◆ TO BE DONE: Output the material word for word. Leave each picture out.

◆ DATA ROWS:

— Begin —

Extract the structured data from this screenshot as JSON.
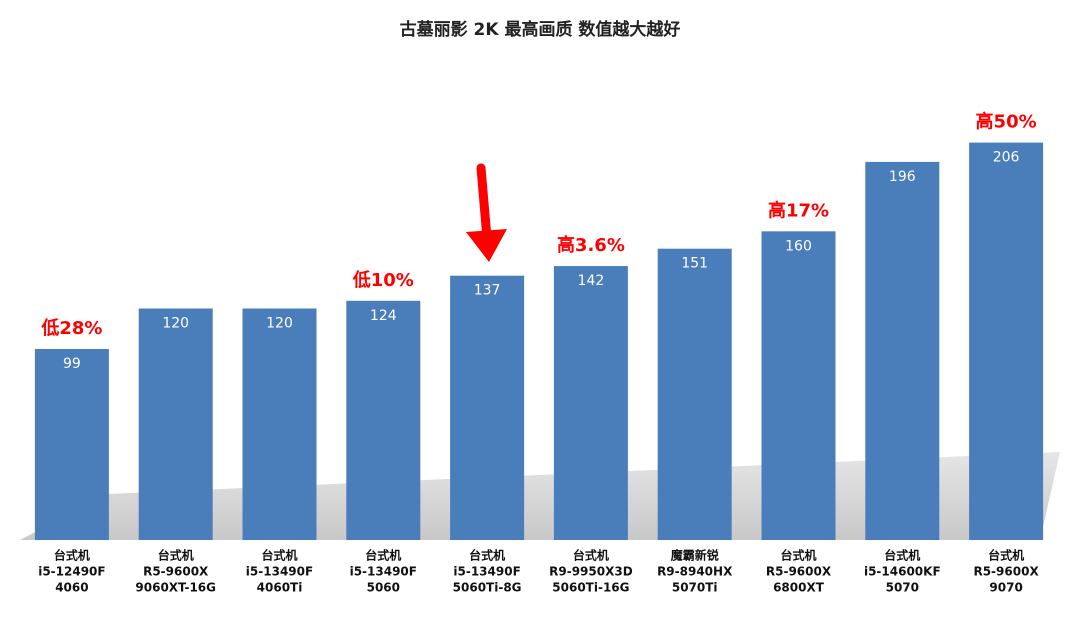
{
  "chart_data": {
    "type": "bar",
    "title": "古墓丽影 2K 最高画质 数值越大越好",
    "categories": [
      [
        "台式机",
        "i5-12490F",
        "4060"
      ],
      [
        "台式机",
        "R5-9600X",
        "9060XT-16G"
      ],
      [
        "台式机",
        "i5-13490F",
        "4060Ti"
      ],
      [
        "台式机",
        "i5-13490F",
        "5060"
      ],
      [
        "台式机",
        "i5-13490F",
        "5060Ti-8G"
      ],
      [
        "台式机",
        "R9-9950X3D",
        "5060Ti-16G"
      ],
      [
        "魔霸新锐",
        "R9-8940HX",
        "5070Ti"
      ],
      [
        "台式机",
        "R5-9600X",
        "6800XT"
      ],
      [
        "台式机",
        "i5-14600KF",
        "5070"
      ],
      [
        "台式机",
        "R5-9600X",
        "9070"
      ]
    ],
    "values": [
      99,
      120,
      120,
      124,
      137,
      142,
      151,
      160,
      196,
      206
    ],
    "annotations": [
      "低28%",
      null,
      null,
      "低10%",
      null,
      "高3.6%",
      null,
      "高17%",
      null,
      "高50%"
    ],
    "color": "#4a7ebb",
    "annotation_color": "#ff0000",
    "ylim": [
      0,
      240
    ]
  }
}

— End —

◆ SOLUTION:
Extract the structured data from this screenshot as JSON.
{
  "chart_data": {
    "type": "bar",
    "title": "古墓丽影 2K 最高画质 数值越大越好",
    "categories": [
      [
        "台式机",
        "i5-12490F",
        "4060"
      ],
      [
        "台式机",
        "R5-9600X",
        "9060XT-16G"
      ],
      [
        "台式机",
        "i5-13490F",
        "4060Ti"
      ],
      [
        "台式机",
        "i5-13490F",
        "5060"
      ],
      [
        "台式机",
        "i5-13490F",
        "5060Ti-8G"
      ],
      [
        "台式机",
        "R9-9950X3D",
        "5060Ti-16G"
      ],
      [
        "魔霸新锐",
        "R9-8940HX",
        "5070Ti"
      ],
      [
        "台式机",
        "R5-9600X",
        "6800XT"
      ],
      [
        "台式机",
        "i5-14600KF",
        "5070"
      ],
      [
        "台式机",
        "R5-9600X",
        "9070"
      ]
    ],
    "values": [
      99,
      120,
      120,
      124,
      137,
      142,
      151,
      160,
      196,
      206
    ],
    "annotations": [
      "低28%",
      null,
      null,
      "低10%",
      null,
      "高3.6%",
      null,
      "高17%",
      null,
      "高50%"
    ],
    "color": "#4a7ebb",
    "annotation_color": "#ff0000",
    "ylim": [
      0,
      240
    ]
  }
}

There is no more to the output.